◆ Do this: Find every line with the word "上单调递减" and give their count, nothing else.

◆ The records:
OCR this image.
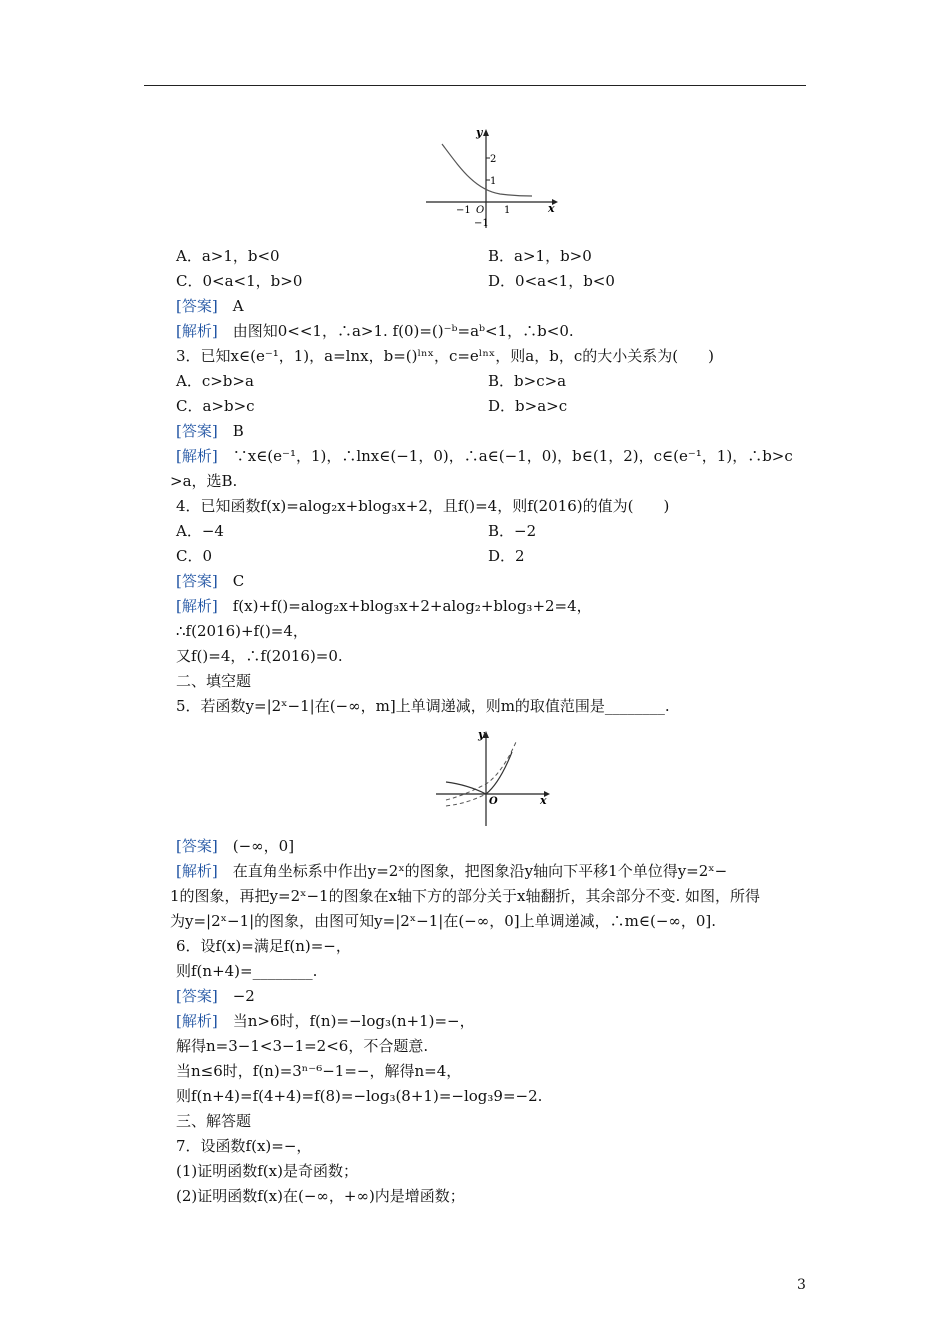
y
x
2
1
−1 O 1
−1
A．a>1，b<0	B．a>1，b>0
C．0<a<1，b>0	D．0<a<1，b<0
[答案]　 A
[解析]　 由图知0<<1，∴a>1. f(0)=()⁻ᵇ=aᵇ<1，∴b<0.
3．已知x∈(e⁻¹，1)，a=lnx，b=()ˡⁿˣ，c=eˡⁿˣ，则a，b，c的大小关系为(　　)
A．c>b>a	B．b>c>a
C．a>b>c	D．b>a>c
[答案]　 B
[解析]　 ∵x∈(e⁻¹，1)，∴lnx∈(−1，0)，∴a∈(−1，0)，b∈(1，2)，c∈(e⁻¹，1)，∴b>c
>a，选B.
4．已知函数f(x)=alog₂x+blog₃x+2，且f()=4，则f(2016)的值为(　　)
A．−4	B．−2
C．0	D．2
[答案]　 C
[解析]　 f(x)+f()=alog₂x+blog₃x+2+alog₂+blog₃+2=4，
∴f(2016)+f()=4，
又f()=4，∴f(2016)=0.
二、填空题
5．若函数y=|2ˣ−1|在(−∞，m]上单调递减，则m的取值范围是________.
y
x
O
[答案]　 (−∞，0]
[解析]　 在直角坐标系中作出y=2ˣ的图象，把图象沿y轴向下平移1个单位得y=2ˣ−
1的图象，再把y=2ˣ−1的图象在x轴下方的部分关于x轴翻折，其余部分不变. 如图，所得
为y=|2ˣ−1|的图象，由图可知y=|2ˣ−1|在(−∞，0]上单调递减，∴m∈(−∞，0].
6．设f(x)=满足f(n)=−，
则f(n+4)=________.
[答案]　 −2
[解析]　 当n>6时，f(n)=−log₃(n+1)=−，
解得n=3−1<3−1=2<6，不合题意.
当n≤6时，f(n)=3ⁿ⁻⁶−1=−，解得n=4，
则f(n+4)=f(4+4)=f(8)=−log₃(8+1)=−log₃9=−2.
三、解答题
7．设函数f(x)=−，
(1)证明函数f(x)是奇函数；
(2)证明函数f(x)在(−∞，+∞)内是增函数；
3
--
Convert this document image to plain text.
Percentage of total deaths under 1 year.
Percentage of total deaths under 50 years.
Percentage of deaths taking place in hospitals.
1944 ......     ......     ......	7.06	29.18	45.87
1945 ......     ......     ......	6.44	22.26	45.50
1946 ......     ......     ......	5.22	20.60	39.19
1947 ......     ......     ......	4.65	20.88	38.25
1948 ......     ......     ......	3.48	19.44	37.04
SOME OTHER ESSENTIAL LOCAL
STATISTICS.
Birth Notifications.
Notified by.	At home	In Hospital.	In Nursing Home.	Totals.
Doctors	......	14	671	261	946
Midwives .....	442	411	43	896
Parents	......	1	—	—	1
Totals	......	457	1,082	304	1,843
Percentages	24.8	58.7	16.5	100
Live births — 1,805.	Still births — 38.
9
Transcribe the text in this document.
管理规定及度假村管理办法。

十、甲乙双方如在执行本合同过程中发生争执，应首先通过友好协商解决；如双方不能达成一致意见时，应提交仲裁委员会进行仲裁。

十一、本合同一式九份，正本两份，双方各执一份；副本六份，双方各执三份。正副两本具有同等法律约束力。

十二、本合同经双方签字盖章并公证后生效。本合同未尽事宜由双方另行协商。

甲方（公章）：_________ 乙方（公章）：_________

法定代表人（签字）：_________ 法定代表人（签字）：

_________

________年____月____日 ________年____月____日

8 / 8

◆ Written response: 2